What needs to be done
Reproduce the complete listing without any deviation.

Data
= = =
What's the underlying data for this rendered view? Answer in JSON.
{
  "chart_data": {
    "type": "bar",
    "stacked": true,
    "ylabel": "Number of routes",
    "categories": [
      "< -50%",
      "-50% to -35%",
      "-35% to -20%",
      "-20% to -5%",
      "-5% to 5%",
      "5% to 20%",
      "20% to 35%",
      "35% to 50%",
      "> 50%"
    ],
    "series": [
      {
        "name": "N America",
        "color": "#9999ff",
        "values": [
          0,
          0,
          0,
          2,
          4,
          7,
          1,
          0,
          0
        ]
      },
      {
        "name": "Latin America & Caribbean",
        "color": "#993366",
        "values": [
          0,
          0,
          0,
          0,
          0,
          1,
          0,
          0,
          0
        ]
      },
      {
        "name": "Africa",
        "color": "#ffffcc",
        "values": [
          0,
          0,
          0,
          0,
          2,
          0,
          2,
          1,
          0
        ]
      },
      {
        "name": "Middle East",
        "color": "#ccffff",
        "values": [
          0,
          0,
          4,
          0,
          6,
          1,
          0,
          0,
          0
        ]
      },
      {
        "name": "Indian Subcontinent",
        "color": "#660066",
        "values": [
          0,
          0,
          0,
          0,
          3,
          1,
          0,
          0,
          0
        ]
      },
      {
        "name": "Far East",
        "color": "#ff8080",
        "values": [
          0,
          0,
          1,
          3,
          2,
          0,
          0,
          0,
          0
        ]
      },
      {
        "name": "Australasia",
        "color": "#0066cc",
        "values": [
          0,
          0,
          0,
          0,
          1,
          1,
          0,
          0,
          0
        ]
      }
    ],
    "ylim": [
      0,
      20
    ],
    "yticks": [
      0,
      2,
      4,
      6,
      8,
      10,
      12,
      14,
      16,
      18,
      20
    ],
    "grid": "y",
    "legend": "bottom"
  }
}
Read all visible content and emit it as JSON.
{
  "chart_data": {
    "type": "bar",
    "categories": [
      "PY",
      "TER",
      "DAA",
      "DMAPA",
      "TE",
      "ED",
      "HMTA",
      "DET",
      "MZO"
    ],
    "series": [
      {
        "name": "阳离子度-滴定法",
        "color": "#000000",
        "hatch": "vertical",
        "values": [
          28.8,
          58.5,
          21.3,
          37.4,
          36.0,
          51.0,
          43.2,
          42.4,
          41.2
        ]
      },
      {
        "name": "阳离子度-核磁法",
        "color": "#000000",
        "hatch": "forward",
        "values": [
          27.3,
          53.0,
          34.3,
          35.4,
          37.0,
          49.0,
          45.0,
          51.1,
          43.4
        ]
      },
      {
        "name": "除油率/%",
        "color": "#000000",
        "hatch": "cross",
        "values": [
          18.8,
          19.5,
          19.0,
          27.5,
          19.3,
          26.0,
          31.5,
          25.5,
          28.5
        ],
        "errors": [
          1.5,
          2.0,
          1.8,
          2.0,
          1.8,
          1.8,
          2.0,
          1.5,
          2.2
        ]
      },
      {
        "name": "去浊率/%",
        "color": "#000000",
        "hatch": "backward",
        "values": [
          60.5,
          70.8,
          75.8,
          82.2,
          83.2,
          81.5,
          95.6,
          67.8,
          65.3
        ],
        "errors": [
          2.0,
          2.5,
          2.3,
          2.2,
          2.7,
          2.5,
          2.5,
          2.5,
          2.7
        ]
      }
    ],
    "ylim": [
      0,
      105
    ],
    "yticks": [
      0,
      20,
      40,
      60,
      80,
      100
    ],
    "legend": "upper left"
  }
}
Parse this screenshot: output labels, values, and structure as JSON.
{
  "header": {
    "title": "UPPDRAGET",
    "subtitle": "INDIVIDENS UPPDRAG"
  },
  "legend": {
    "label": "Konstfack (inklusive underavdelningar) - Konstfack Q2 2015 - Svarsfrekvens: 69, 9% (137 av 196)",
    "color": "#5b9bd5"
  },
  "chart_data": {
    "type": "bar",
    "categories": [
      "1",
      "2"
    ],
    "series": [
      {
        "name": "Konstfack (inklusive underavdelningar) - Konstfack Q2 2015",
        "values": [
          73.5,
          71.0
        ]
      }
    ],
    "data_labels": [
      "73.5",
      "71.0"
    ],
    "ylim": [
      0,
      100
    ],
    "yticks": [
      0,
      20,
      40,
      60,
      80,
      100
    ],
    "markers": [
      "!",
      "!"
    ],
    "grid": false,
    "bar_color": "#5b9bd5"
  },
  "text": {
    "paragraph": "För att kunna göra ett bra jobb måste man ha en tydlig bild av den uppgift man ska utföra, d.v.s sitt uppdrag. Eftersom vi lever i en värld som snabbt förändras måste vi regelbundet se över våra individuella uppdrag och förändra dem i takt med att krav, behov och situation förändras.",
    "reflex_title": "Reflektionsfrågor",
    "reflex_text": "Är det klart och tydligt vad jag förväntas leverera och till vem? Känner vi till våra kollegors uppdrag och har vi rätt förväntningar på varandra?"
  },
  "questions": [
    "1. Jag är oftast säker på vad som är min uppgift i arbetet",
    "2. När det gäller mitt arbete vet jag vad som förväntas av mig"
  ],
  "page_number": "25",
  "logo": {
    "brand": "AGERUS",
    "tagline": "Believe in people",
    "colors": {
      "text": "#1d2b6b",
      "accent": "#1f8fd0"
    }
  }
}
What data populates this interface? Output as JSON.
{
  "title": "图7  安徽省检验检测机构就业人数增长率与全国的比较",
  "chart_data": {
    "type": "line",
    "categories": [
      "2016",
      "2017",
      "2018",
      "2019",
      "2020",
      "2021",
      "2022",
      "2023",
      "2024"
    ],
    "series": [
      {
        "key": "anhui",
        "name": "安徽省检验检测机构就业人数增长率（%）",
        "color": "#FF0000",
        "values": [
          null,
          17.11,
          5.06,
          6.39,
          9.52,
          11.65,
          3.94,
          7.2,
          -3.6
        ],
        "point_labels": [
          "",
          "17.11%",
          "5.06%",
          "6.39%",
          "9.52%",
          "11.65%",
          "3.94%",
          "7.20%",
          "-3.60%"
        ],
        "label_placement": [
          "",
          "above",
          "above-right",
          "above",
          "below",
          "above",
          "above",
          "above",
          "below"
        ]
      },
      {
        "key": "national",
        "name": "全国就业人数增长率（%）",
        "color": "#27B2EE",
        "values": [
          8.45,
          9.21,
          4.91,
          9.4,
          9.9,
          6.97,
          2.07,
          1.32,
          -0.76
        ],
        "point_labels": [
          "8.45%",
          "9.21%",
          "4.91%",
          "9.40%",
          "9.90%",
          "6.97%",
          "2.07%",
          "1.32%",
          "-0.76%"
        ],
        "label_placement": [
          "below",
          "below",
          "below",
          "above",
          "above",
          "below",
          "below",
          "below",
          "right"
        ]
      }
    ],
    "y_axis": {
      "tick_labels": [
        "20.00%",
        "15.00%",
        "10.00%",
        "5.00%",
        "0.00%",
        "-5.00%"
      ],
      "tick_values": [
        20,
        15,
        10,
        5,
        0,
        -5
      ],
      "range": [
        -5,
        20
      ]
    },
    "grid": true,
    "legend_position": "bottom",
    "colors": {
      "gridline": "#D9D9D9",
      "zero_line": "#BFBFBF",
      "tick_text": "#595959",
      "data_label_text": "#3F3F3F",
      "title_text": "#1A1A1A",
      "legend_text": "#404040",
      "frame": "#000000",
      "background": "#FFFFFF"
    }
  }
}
= = =
Output below
What's the underlying data for this rendered view? Answer in JSON.
{
  "chart_data": {
    "type": "bar",
    "stacked": true,
    "ylabel": "Number of routes",
    "categories": [
      "< -50%",
      "-50% to -35%",
      "-35% to -20%",
      "-20% to -5%",
      "-5% to 5%",
      "5% to 20%",
      "20% to 35%",
      "35% to 50%",
      "> 50%"
    ],
    "series": [
      {
        "name": "N America",
        "color": "#9999ff",
        "values": [
          0,
          0,
          0,
          2,
          4,
          7,
          1,
          0,
          0
        ]
      },
      {
        "name": "Latin America & Caribbean",
        "color": "#993366",
        "values": [
          0,
          0,
          0,
          0,
          0,
          1,
          0,
          0,
          0
        ]
      },
      {
        "name": "Africa",
        "color": "#ffffcc",
        "values": [
          0,
          0,
          0,
          0,
          2,
          0,
          2,
          1,
          0
        ]
      },
      {
        "name": "Middle East",
        "color": "#ccffff",
        "values": [
          0,
          0,
          4,
          0,
          6,
          1,
          0,
          0,
          0
        ]
      },
      {
        "name": "Indian Subcontinent",
        "color": "#660066",
        "values": [
          0,
          0,
          0,
          0,
          3,
          1,
          0,
          0,
          0
        ]
      },
      {
        "name": "Far East",
        "color": "#ff8080",
        "values": [
          0,
          0,
          1,
          3,
          2,
          0,
          0,
          0,
          0
        ]
      },
      {
        "name": "Australasia",
        "color": "#0066cc",
        "values": [
          0,
          0,
          0,
          0,
          1,
          1,
          0,
          0,
          0
        ]
      }
    ],
    "ylim": [
      0,
      20
    ],
    "yticks": [
      0,
      2,
      4,
      6,
      8,
      10,
      12,
      14,
      16,
      18,
      20
    ],
    "grid": "y",
    "legend": "bottom"
  }
}
Read all visible content and emit it as JSON.
{
  "chart_data": {
    "type": "bar",
    "categories": [
      "PY",
      "TER",
      "DAA",
      "DMAPA",
      "TE",
      "ED",
      "HMTA",
      "DET",
      "MZO"
    ],
    "series": [
      {
        "name": "阳离子度-滴定法",
        "color": "#000000",
        "hatch": "vertical",
        "values": [
          28.8,
          58.5,
          21.3,
          37.4,
          36.0,
          51.0,
          43.2,
          42.4,
          41.2
        ]
      },
      {
        "name": "阳离子度-核磁法",
        "color": "#000000",
        "hatch": "forward",
        "values": [
          27.3,
          53.0,
          34.3,
          35.4,
          37.0,
          49.0,
          45.0,
          51.1,
          43.4
        ]
      },
      {
        "name": "除油率/%",
        "color": "#000000",
        "hatch": "cross",
        "values": [
          18.8,
          19.5,
          19.0,
          27.5,
          19.3,
          26.0,
          31.5,
          25.5,
          28.5
        ],
        "errors": [
          1.5,
          2.0,
          1.8,
          2.0,
          1.8,
          1.8,
          2.0,
          1.5,
          2.2
        ]
      },
      {
        "name": "去浊率/%",
        "color": "#000000",
        "hatch": "backward",
        "values": [
          60.5,
          70.8,
          75.8,
          82.2,
          83.2,
          81.5,
          95.6,
          67.8,
          65.3
        ],
        "errors": [
          2.0,
          2.5,
          2.3,
          2.2,
          2.7,
          2.5,
          2.5,
          2.5,
          2.7
        ]
      }
    ],
    "ylim": [
      0,
      105
    ],
    "yticks": [
      0,
      20,
      40,
      60,
      80,
      100
    ],
    "legend": "upper left"
  }
}
Parse this screenshot: output labels, values, and structure as JSON.
{
  "header": {
    "title": "UPPDRAGET",
    "subtitle": "INDIVIDENS UPPDRAG"
  },
  "legend": {
    "label": "Konstfack (inklusive underavdelningar) - Konstfack Q2 2015 - Svarsfrekvens: 69, 9% (137 av 196)",
    "color": "#5b9bd5"
  },
  "chart_data": {
    "type": "bar",
    "categories": [
      "1",
      "2"
    ],
    "series": [
      {
        "name": "Konstfack (inklusive underavdelningar) - Konstfack Q2 2015",
        "values": [
          73.5,
          71.0
        ]
      }
    ],
    "data_labels": [
      "73.5",
      "71.0"
    ],
    "ylim": [
      0,
      100
    ],
    "yticks": [
      0,
      20,
      40,
      60,
      80,
      100
    ],
    "markers": [
      "!",
      "!"
    ],
    "grid": false,
    "bar_color": "#5b9bd5"
  },
  "text": {
    "paragraph": "För att kunna göra ett bra jobb måste man ha en tydlig bild av den uppgift man ska utföra, d.v.s sitt uppdrag. Eftersom vi lever i en värld som snabbt förändras måste vi regelbundet se över våra individuella uppdrag och förändra dem i takt med att krav, behov och situation förändras.",
    "reflex_title": "Reflektionsfrågor",
    "reflex_text": "Är det klart och tydligt vad jag förväntas leverera och till vem? Känner vi till våra kollegors uppdrag och har vi rätt förväntningar på varandra?"
  },
  "questions": [
    "1. Jag är oftast säker på vad som är min uppgift i arbetet",
    "2. När det gäller mitt arbete vet jag vad som förväntas av mig"
  ],
  "page_number": "25",
  "logo": {
    "brand": "AGERUS",
    "tagline": "Believe in people",
    "colors": {
      "text": "#1d2b6b",
      "accent": "#1f8fd0"
    }
  }
}
What data populates this interface? Output as JSON.
{
  "title": "图7  安徽省检验检测机构就业人数增长率与全国的比较",
  "chart_data": {
    "type": "line",
    "categories": [
      "2016",
      "2017",
      "2018",
      "2019",
      "2020",
      "2021",
      "2022",
      "2023",
      "2024"
    ],
    "series": [
      {
        "key": "anhui",
        "name": "安徽省检验检测机构就业人数增长率（%）",
        "color": "#FF0000",
        "values": [
          null,
          17.11,
          5.06,
          6.39,
          9.52,
          11.65,
          3.94,
          7.2,
          -3.6
        ],
        "point_labels": [
          "",
          "17.11%",
          "5.06%",
          "6.39%",
          "9.52%",
          "11.65%",
          "3.94%",
          "7.20%",
          "-3.60%"
        ],
        "label_placement": [
          "",
          "above",
          "above-right",
          "above",
          "below",
          "above",
          "above",
          "above",
          "below"
        ]
      },
      {
        "key": "national",
        "name": "全国就业人数增长率（%）",
        "color": "#27B2EE",
        "values": [
          8.45,
          9.21,
          4.91,
          9.4,
          9.9,
          6.97,
          2.07,
          1.32,
          -0.76
        ],
        "point_labels": [
          "8.45%",
          "9.21%",
          "4.91%",
          "9.40%",
          "9.90%",
          "6.97%",
          "2.07%",
          "1.32%",
          "-0.76%"
        ],
        "label_placement": [
          "below",
          "below",
          "below",
          "above",
          "above",
          "below",
          "below",
          "below",
          "right"
        ]
      }
    ],
    "y_axis": {
      "tick_labels": [
        "20.00%",
        "15.00%",
        "10.00%",
        "5.00%",
        "0.00%",
        "-5.00%"
      ],
      "tick_values": [
        20,
        15,
        10,
        5,
        0,
        -5
      ],
      "range": [
        -5,
        20
      ]
    },
    "grid": true,
    "legend_position": "bottom",
    "colors": {
      "gridline": "#D9D9D9",
      "zero_line": "#BFBFBF",
      "tick_text": "#595959",
      "data_label_text": "#3F3F3F",
      "title_text": "#1A1A1A",
      "legend_text": "#404040",
      "frame": "#000000",
      "background": "#FFFFFF"
    }
  }
}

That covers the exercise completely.